• **Request**: Each entry below is to be written out exactly, and the pictures are to be left out.

Dataset rows about figures:
┄┄┄┄┄┄┄┄┄┄┄┄┄┄┄┄┄┄┄┄

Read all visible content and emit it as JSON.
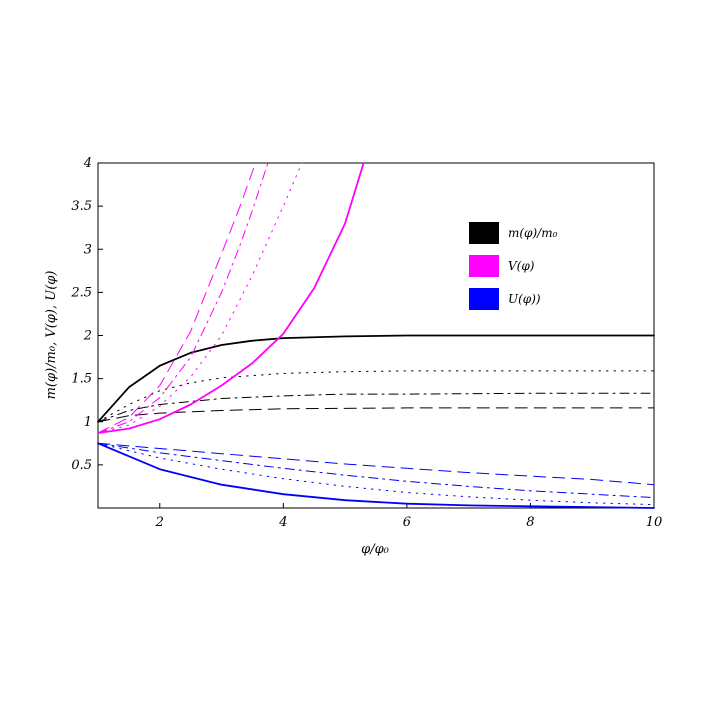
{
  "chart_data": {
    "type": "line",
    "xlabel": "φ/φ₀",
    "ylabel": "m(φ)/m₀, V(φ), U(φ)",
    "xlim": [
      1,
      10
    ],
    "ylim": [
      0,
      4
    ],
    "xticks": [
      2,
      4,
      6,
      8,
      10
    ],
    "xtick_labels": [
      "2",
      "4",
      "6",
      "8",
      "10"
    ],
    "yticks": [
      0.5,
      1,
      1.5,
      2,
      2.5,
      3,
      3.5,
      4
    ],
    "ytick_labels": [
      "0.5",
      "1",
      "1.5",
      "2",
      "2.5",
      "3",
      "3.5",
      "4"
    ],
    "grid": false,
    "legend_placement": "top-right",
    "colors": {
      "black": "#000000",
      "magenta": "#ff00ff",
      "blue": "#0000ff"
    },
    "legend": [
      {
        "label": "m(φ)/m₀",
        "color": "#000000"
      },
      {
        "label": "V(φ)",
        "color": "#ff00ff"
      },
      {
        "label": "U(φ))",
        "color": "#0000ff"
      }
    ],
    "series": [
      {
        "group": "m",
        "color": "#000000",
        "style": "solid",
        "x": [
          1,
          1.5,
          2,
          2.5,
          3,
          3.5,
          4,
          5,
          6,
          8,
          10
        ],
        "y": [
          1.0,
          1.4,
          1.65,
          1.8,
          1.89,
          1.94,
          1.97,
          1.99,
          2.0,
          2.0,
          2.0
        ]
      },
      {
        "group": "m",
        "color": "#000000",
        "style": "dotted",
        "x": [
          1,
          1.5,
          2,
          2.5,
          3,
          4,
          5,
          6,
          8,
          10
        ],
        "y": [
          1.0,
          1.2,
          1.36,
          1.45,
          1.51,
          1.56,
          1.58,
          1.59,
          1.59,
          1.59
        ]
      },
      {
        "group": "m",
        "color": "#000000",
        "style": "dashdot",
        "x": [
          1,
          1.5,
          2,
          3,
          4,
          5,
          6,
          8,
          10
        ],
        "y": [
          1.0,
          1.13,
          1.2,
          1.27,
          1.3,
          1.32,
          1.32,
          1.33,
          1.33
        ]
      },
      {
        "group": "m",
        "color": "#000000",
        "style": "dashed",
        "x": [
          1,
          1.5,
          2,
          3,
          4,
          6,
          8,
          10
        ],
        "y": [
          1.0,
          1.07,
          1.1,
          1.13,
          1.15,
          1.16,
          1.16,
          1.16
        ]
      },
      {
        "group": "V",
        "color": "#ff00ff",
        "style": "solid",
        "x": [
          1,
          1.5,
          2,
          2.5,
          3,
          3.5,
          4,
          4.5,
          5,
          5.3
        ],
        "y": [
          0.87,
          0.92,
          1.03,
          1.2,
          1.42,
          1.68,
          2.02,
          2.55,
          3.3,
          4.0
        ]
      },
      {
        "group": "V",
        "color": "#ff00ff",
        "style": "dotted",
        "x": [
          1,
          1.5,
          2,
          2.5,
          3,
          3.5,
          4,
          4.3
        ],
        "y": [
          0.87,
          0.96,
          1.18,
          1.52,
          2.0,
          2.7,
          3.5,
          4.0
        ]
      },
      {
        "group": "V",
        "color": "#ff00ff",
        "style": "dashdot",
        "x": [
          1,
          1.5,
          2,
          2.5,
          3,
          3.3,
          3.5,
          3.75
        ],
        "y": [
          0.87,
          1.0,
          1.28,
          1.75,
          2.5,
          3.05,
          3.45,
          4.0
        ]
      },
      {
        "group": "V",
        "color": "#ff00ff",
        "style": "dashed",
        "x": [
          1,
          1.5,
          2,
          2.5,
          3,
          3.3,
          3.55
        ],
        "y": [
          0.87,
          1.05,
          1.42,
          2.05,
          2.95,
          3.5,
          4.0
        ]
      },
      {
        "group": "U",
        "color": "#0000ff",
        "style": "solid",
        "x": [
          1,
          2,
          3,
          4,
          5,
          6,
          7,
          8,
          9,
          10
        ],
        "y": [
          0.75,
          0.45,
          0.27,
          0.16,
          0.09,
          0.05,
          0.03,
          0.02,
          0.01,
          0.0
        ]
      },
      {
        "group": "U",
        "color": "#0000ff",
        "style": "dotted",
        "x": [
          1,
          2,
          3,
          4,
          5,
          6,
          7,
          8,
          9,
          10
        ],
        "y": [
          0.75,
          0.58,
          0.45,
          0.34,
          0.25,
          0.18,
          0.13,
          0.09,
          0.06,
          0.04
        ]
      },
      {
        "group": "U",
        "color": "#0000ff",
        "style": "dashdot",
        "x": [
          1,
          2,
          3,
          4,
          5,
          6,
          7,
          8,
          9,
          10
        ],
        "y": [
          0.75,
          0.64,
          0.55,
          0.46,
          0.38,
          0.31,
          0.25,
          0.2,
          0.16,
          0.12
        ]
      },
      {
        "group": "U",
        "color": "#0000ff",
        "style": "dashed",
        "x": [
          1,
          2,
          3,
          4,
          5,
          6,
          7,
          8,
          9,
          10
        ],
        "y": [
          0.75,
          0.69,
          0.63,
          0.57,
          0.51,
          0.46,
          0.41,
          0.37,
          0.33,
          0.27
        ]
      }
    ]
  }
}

┄┄┄┄┄┄┄┄┄┄┄┄┄┄┄┄┄┄┄┄

• **Completed exercise**:
Read all visible content and emit it as JSON.
{
  "chart_data": {
    "type": "line",
    "xlabel": "φ/φ₀",
    "ylabel": "m(φ)/m₀, V(φ), U(φ)",
    "xlim": [
      1,
      10
    ],
    "ylim": [
      0,
      4
    ],
    "xticks": [
      2,
      4,
      6,
      8,
      10
    ],
    "xtick_labels": [
      "2",
      "4",
      "6",
      "8",
      "10"
    ],
    "yticks": [
      0.5,
      1,
      1.5,
      2,
      2.5,
      3,
      3.5,
      4
    ],
    "ytick_labels": [
      "0.5",
      "1",
      "1.5",
      "2",
      "2.5",
      "3",
      "3.5",
      "4"
    ],
    "grid": false,
    "legend_placement": "top-right",
    "colors": {
      "black": "#000000",
      "magenta": "#ff00ff",
      "blue": "#0000ff"
    },
    "legend": [
      {
        "label": "m(φ)/m₀",
        "color": "#000000"
      },
      {
        "label": "V(φ)",
        "color": "#ff00ff"
      },
      {
        "label": "U(φ))",
        "color": "#0000ff"
      }
    ],
    "series": [
      {
        "group": "m",
        "color": "#000000",
        "style": "solid",
        "x": [
          1,
          1.5,
          2,
          2.5,
          3,
          3.5,
          4,
          5,
          6,
          8,
          10
        ],
        "y": [
          1.0,
          1.4,
          1.65,
          1.8,
          1.89,
          1.94,
          1.97,
          1.99,
          2.0,
          2.0,
          2.0
        ]
      },
      {
        "group": "m",
        "color": "#000000",
        "style": "dotted",
        "x": [
          1,
          1.5,
          2,
          2.5,
          3,
          4,
          5,
          6,
          8,
          10
        ],
        "y": [
          1.0,
          1.2,
          1.36,
          1.45,
          1.51,
          1.56,
          1.58,
          1.59,
          1.59,
          1.59
        ]
      },
      {
        "group": "m",
        "color": "#000000",
        "style": "dashdot",
        "x": [
          1,
          1.5,
          2,
          3,
          4,
          5,
          6,
          8,
          10
        ],
        "y": [
          1.0,
          1.13,
          1.2,
          1.27,
          1.3,
          1.32,
          1.32,
          1.33,
          1.33
        ]
      },
      {
        "group": "m",
        "color": "#000000",
        "style": "dashed",
        "x": [
          1,
          1.5,
          2,
          3,
          4,
          6,
          8,
          10
        ],
        "y": [
          1.0,
          1.07,
          1.1,
          1.13,
          1.15,
          1.16,
          1.16,
          1.16
        ]
      },
      {
        "group": "V",
        "color": "#ff00ff",
        "style": "solid",
        "x": [
          1,
          1.5,
          2,
          2.5,
          3,
          3.5,
          4,
          4.5,
          5,
          5.3
        ],
        "y": [
          0.87,
          0.92,
          1.03,
          1.2,
          1.42,
          1.68,
          2.02,
          2.55,
          3.3,
          4.0
        ]
      },
      {
        "group": "V",
        "color": "#ff00ff",
        "style": "dotted",
        "x": [
          1,
          1.5,
          2,
          2.5,
          3,
          3.5,
          4,
          4.3
        ],
        "y": [
          0.87,
          0.96,
          1.18,
          1.52,
          2.0,
          2.7,
          3.5,
          4.0
        ]
      },
      {
        "group": "V",
        "color": "#ff00ff",
        "style": "dashdot",
        "x": [
          1,
          1.5,
          2,
          2.5,
          3,
          3.3,
          3.5,
          3.75
        ],
        "y": [
          0.87,
          1.0,
          1.28,
          1.75,
          2.5,
          3.05,
          3.45,
          4.0
        ]
      },
      {
        "group": "V",
        "color": "#ff00ff",
        "style": "dashed",
        "x": [
          1,
          1.5,
          2,
          2.5,
          3,
          3.3,
          3.55
        ],
        "y": [
          0.87,
          1.05,
          1.42,
          2.05,
          2.95,
          3.5,
          4.0
        ]
      },
      {
        "group": "U",
        "color": "#0000ff",
        "style": "solid",
        "x": [
          1,
          2,
          3,
          4,
          5,
          6,
          7,
          8,
          9,
          10
        ],
        "y": [
          0.75,
          0.45,
          0.27,
          0.16,
          0.09,
          0.05,
          0.03,
          0.02,
          0.01,
          0.0
        ]
      },
      {
        "group": "U",
        "color": "#0000ff",
        "style": "dotted",
        "x": [
          1,
          2,
          3,
          4,
          5,
          6,
          7,
          8,
          9,
          10
        ],
        "y": [
          0.75,
          0.58,
          0.45,
          0.34,
          0.25,
          0.18,
          0.13,
          0.09,
          0.06,
          0.04
        ]
      },
      {
        "group": "U",
        "color": "#0000ff",
        "style": "dashdot",
        "x": [
          1,
          2,
          3,
          4,
          5,
          6,
          7,
          8,
          9,
          10
        ],
        "y": [
          0.75,
          0.64,
          0.55,
          0.46,
          0.38,
          0.31,
          0.25,
          0.2,
          0.16,
          0.12
        ]
      },
      {
        "group": "U",
        "color": "#0000ff",
        "style": "dashed",
        "x": [
          1,
          2,
          3,
          4,
          5,
          6,
          7,
          8,
          9,
          10
        ],
        "y": [
          0.75,
          0.69,
          0.63,
          0.57,
          0.51,
          0.46,
          0.41,
          0.37,
          0.33,
          0.27
        ]
      }
    ]
  }
}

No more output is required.